▶ **Dataset rows**
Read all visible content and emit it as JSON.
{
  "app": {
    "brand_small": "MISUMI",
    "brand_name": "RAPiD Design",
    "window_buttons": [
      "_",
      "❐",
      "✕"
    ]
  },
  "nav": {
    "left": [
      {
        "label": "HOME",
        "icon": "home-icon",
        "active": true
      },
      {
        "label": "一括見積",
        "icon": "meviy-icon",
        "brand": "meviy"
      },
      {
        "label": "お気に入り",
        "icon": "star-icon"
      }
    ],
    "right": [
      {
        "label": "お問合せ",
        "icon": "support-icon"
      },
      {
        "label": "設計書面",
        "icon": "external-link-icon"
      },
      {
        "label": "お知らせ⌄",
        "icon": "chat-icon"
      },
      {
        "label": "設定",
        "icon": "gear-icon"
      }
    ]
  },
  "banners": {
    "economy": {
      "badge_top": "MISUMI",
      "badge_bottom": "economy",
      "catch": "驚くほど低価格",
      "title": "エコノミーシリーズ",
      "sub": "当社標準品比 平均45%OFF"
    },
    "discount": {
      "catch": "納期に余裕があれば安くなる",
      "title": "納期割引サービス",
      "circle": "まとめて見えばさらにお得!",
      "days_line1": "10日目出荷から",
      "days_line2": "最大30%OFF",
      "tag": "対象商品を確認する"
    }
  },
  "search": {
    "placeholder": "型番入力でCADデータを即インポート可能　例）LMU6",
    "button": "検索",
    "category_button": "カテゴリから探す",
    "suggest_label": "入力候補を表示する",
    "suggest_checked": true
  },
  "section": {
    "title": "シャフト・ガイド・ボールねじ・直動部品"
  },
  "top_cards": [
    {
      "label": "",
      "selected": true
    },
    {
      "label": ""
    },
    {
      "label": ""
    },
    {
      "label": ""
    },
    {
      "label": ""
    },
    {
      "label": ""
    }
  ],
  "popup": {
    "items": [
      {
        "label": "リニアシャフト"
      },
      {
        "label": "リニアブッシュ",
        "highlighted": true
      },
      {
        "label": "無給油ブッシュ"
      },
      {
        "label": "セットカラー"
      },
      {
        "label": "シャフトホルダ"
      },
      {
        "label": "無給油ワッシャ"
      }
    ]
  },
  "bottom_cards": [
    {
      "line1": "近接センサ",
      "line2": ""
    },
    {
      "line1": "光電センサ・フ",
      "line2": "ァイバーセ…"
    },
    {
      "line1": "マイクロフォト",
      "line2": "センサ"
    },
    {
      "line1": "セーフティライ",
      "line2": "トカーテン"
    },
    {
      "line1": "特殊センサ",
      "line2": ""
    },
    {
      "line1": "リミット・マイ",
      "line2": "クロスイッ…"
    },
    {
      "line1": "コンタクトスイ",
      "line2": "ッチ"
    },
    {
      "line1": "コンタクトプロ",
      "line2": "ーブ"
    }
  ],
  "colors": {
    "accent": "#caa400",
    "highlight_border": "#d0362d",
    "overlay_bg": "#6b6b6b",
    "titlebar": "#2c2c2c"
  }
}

---

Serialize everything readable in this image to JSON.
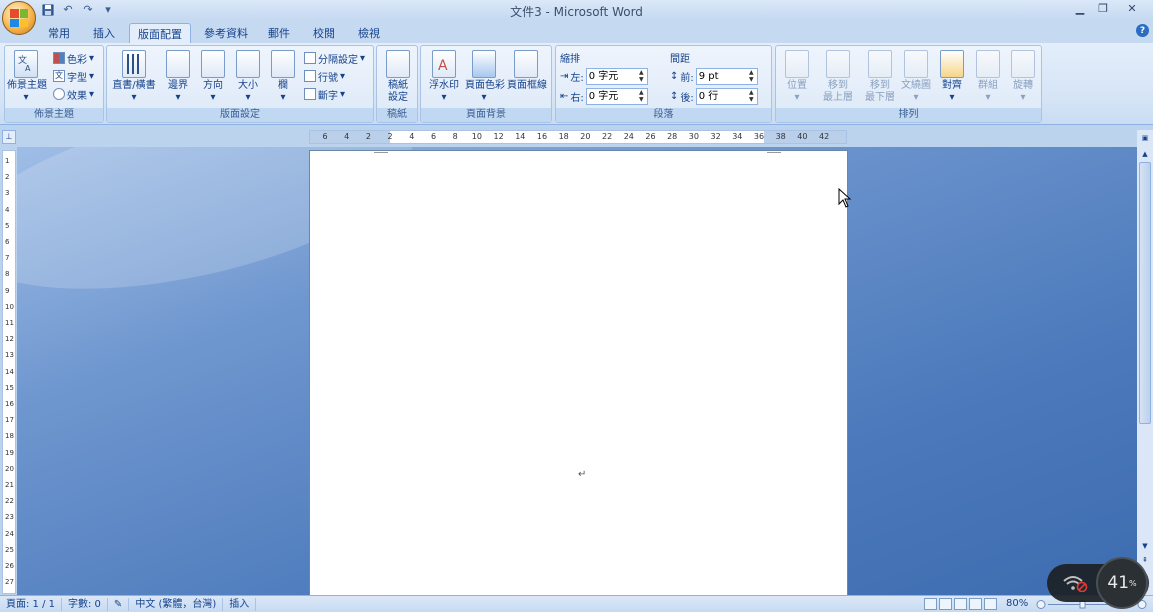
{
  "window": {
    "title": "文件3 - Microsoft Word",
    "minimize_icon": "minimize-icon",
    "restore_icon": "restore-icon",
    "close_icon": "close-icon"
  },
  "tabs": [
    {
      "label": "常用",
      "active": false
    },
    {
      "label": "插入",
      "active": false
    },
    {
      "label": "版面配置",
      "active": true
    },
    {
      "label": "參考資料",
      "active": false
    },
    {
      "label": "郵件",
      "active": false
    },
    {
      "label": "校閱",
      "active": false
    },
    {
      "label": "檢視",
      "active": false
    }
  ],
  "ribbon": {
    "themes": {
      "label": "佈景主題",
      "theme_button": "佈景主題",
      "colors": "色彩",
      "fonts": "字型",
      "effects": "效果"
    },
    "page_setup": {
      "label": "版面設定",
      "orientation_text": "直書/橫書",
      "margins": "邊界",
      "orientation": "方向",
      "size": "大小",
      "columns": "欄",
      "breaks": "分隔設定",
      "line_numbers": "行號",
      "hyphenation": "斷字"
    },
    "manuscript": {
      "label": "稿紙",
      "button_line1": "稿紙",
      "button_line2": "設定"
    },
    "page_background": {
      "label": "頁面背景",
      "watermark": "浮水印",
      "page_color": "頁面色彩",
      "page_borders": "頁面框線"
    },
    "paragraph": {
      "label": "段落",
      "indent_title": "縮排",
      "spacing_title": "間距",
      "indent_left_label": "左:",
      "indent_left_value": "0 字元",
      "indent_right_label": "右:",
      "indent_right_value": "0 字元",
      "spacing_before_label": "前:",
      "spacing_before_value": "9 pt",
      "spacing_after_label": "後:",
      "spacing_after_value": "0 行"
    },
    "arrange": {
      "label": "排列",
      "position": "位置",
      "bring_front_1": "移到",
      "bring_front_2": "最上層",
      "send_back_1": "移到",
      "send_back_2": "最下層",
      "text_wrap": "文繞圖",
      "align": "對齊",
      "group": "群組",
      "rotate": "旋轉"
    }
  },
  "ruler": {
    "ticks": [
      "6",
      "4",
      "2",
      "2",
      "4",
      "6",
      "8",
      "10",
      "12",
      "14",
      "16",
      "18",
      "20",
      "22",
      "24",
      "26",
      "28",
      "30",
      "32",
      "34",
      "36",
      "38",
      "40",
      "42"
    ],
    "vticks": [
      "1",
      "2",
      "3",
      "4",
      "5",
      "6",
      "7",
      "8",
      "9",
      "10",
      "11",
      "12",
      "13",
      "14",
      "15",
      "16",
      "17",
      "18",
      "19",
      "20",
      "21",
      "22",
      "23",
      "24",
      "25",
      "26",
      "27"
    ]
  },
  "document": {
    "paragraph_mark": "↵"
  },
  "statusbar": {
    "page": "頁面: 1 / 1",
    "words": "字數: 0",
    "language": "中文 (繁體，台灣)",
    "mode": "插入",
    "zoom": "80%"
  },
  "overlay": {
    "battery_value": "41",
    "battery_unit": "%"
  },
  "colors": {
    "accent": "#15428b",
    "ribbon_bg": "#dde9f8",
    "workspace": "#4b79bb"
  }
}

▶ **What the exercise asks**
Look through the entries and return every line where "MISUMI" appears.

▶ **The reply**
    "brand_small": "MISUMI",
      "badge_top": "MISUMI",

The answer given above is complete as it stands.